Task description:
Select from the records below every line that has the word "recall" in it.

***** Records to use *****

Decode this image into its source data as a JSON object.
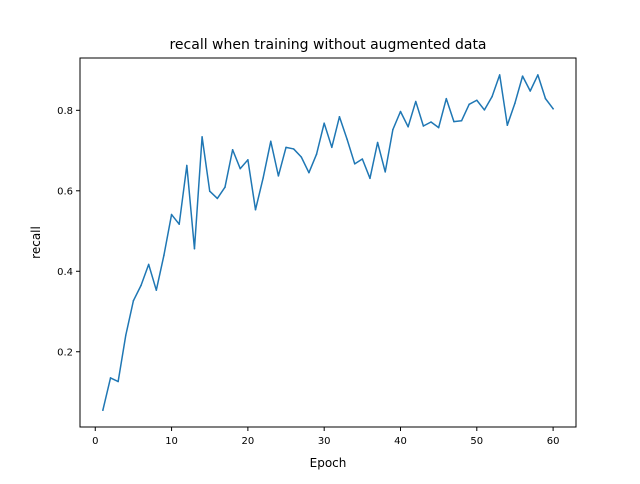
{
  "chart_data": {
    "type": "line",
    "title": "recall when training without augmented data",
    "xlabel": "Epoch",
    "ylabel": "recall",
    "xlim": [
      -2,
      63
    ],
    "ylim": [
      0.013,
      0.93
    ],
    "xticks": [
      0,
      10,
      20,
      30,
      40,
      50,
      60
    ],
    "yticks": [
      0.2,
      0.4,
      0.6,
      0.8
    ],
    "xtick_labels": [
      "0",
      "10",
      "20",
      "30",
      "40",
      "50",
      "60"
    ],
    "ytick_labels": [
      "0.2",
      "0.4",
      "0.6",
      "0.8"
    ],
    "grid": false,
    "line_color": "#1f77b4",
    "series": [
      {
        "x": [
          1,
          2,
          3,
          4,
          5,
          6,
          7,
          8,
          9,
          10,
          11,
          12,
          13,
          14,
          15,
          16,
          17,
          18,
          19,
          20,
          21,
          22,
          23,
          24,
          25,
          26,
          27,
          28,
          29,
          30,
          31,
          32,
          33,
          34,
          35,
          36,
          37,
          38,
          39,
          40,
          41,
          42,
          43,
          44,
          45,
          46,
          47,
          48,
          49,
          50,
          51,
          52,
          53,
          54,
          55,
          56,
          57,
          58,
          59,
          60
        ],
        "y": [
          0.055,
          0.135,
          0.126,
          0.241,
          0.327,
          0.365,
          0.417,
          0.353,
          0.44,
          0.541,
          0.517,
          0.663,
          0.456,
          0.734,
          0.599,
          0.581,
          0.609,
          0.702,
          0.655,
          0.677,
          0.553,
          0.632,
          0.723,
          0.637,
          0.708,
          0.704,
          0.684,
          0.645,
          0.691,
          0.768,
          0.708,
          0.784,
          0.728,
          0.667,
          0.679,
          0.631,
          0.72,
          0.647,
          0.752,
          0.797,
          0.759,
          0.822,
          0.761,
          0.771,
          0.757,
          0.829,
          0.772,
          0.774,
          0.815,
          0.825,
          0.801,
          0.834,
          0.888,
          0.763,
          0.818,
          0.885,
          0.848,
          0.888,
          0.829,
          0.804
        ]
      }
    ]
  }
}
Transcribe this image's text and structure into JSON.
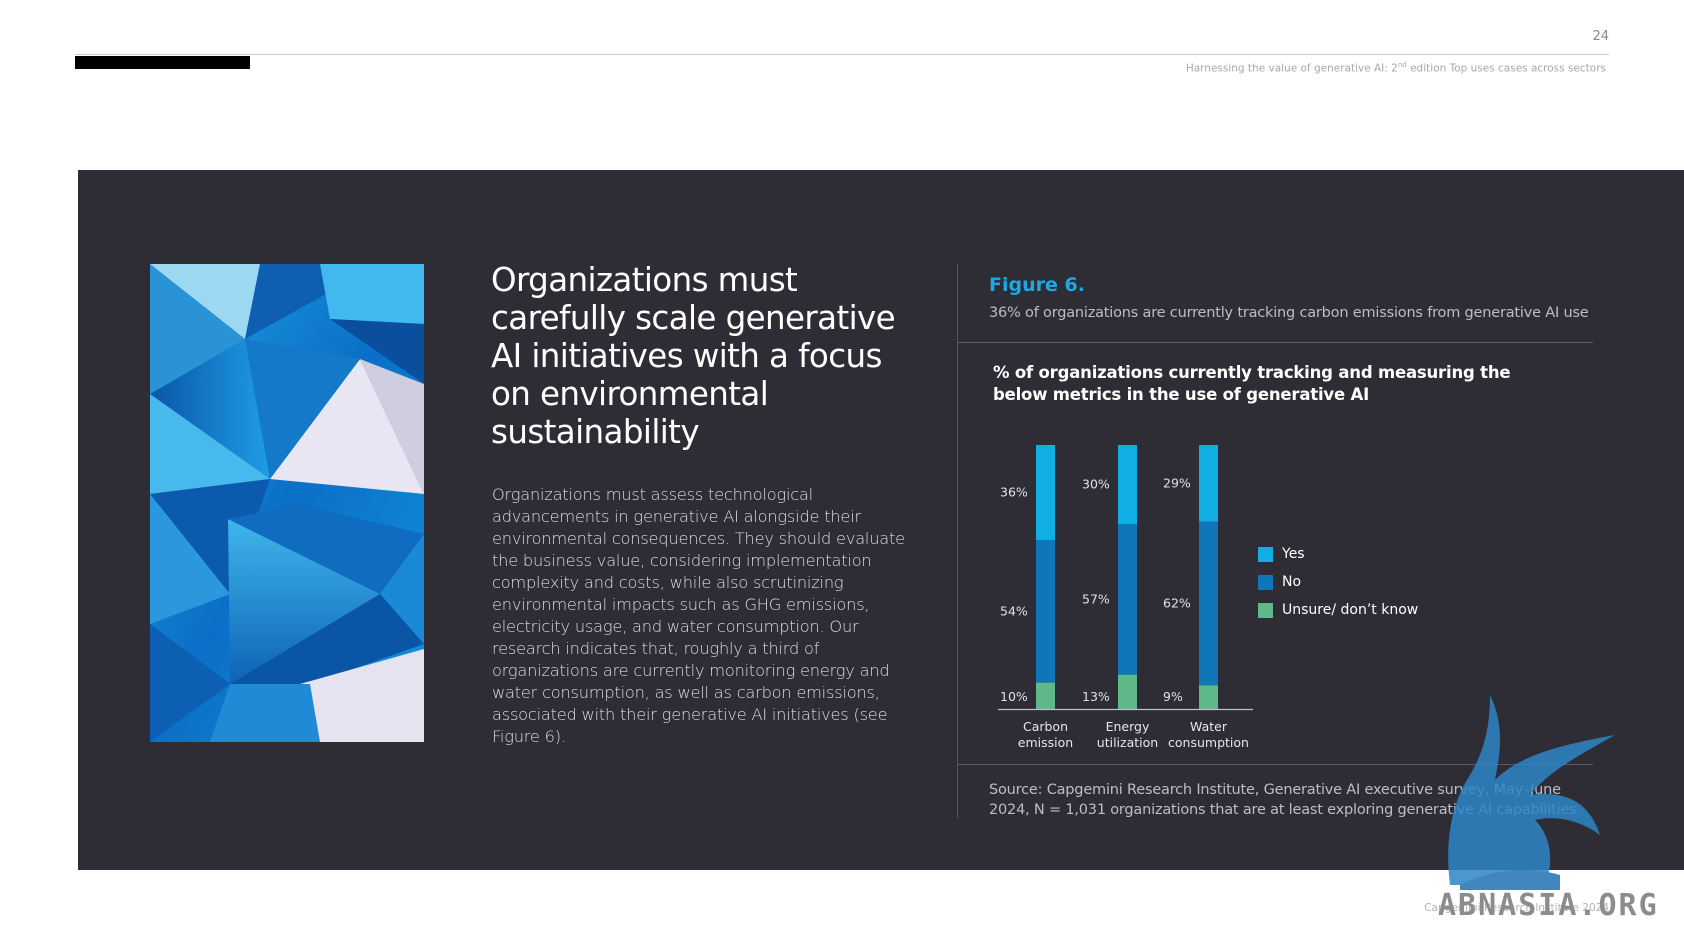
{
  "header": {
    "page_number": "24",
    "running_head_part1": "Harnessing the value of generative AI: 2",
    "running_head_sup": "nd",
    "running_head_part2": " edition Top uses cases across sectors"
  },
  "main": {
    "headline": "Organizations must carefully scale generative AI initiatives with a focus on environmental sustainability",
    "body": "Organizations must assess technological advancements in generative AI alongside their environmental consequences. They should evaluate the business value, considering implementation complexity and costs, while also scrutinizing environmental impacts such as GHG emissions, electricity usage, and water consumption. Our research indicates that, roughly a third of organizations are currently monitoring energy and water consumption, as well as carbon emissions, associated with their generative AI initiatives (see Figure 6)."
  },
  "figure": {
    "label": "Figure 6.",
    "subtitle": "36% of organizations are currently tracking carbon emissions from generative AI use",
    "source": "Source: Capgemini Research Institute, Generative AI executive survey, May–June 2024, N = 1,031 organizations that are at least exploring generative AI capabilities."
  },
  "chart_data": {
    "type": "bar",
    "stacked": true,
    "title": "% of organizations currently tracking and measuring the below metrics in the use of generative AI",
    "categories": [
      [
        "Carbon",
        "emission"
      ],
      [
        "Energy",
        "utilization"
      ],
      [
        "Water",
        "consumption"
      ]
    ],
    "series": [
      {
        "name": "Unsure/ don’t know",
        "values": [
          10,
          13,
          9
        ],
        "labels": [
          "10%",
          "13%",
          "9%"
        ],
        "color": "#5fb88a"
      },
      {
        "name": "No",
        "values": [
          54,
          57,
          62
        ],
        "labels": [
          "54%",
          "57%",
          "62%"
        ],
        "color": "#0f76b8"
      },
      {
        "name": "Yes",
        "values": [
          36,
          30,
          29
        ],
        "labels": [
          "36%",
          "30%",
          "29%"
        ],
        "color": "#11aee3"
      }
    ],
    "ylim": [
      0,
      100
    ],
    "legend": "right",
    "grid": false
  },
  "footer": {
    "copyright": "Capgemini Research Institute 2024",
    "watermark": "ABNASIA.ORG"
  },
  "colors": {
    "panel": "#2e2d36",
    "accent": "#1aa9e0"
  }
}
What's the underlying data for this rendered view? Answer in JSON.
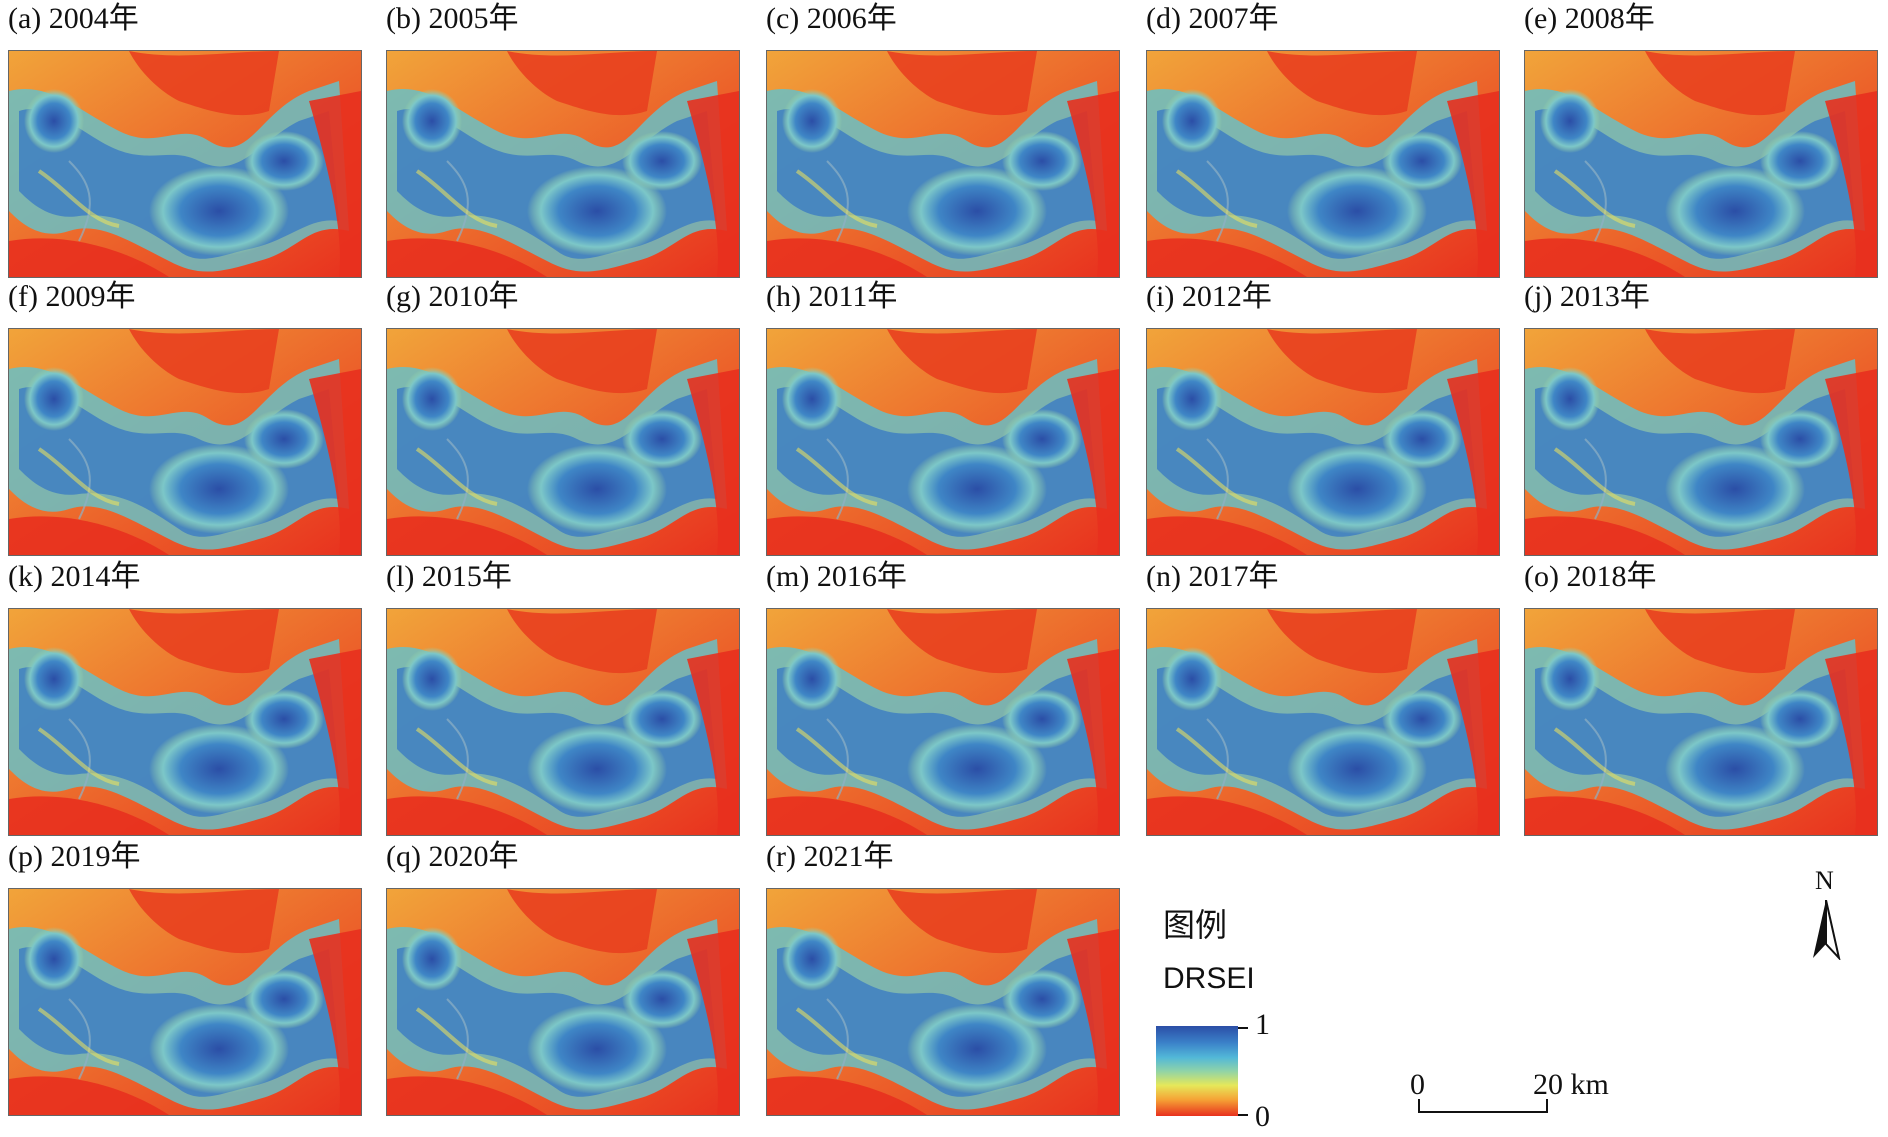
{
  "panels": [
    {
      "label": "(a) 2004年"
    },
    {
      "label": "(b) 2005年"
    },
    {
      "label": "(c) 2006年"
    },
    {
      "label": "(d) 2007年"
    },
    {
      "label": "(e) 2008年"
    },
    {
      "label": "(f) 2009年"
    },
    {
      "label": "(g) 2010年"
    },
    {
      "label": "(h) 2011年"
    },
    {
      "label": "(i) 2012年"
    },
    {
      "label": "(j) 2013年"
    },
    {
      "label": "(k) 2014年"
    },
    {
      "label": "(l) 2015年"
    },
    {
      "label": "(m) 2016年"
    },
    {
      "label": "(n) 2017年"
    },
    {
      "label": "(o) 2018年"
    },
    {
      "label": "(p) 2019年"
    },
    {
      "label": "(q) 2020年"
    },
    {
      "label": "(r) 2021年"
    }
  ],
  "legend": {
    "title": "图例",
    "index_name": "DRSEI",
    "max_label": "1",
    "min_label": "0",
    "colors": {
      "high": "#2b4ea6",
      "mid": "#e6e85a",
      "low": "#e8301e"
    }
  },
  "north_arrow": {
    "letter": "N"
  },
  "scale_bar": {
    "start_label": "0",
    "end_label": "20 km"
  }
}
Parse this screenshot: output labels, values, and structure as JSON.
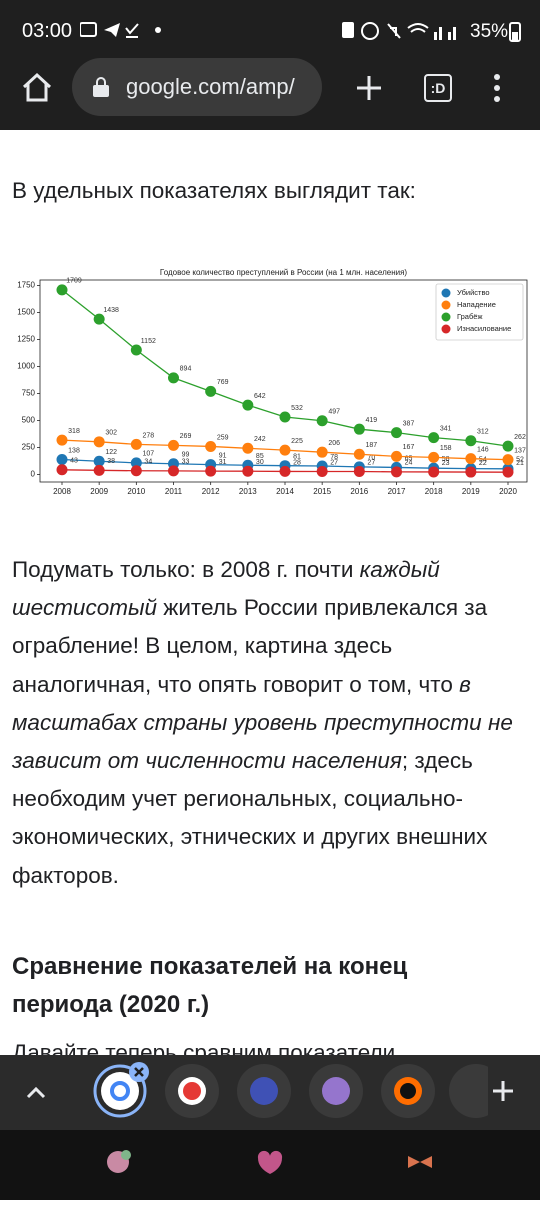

*****

Answer in full:
    "title": "recall when training without augmented data",
    "ylabel": "recall",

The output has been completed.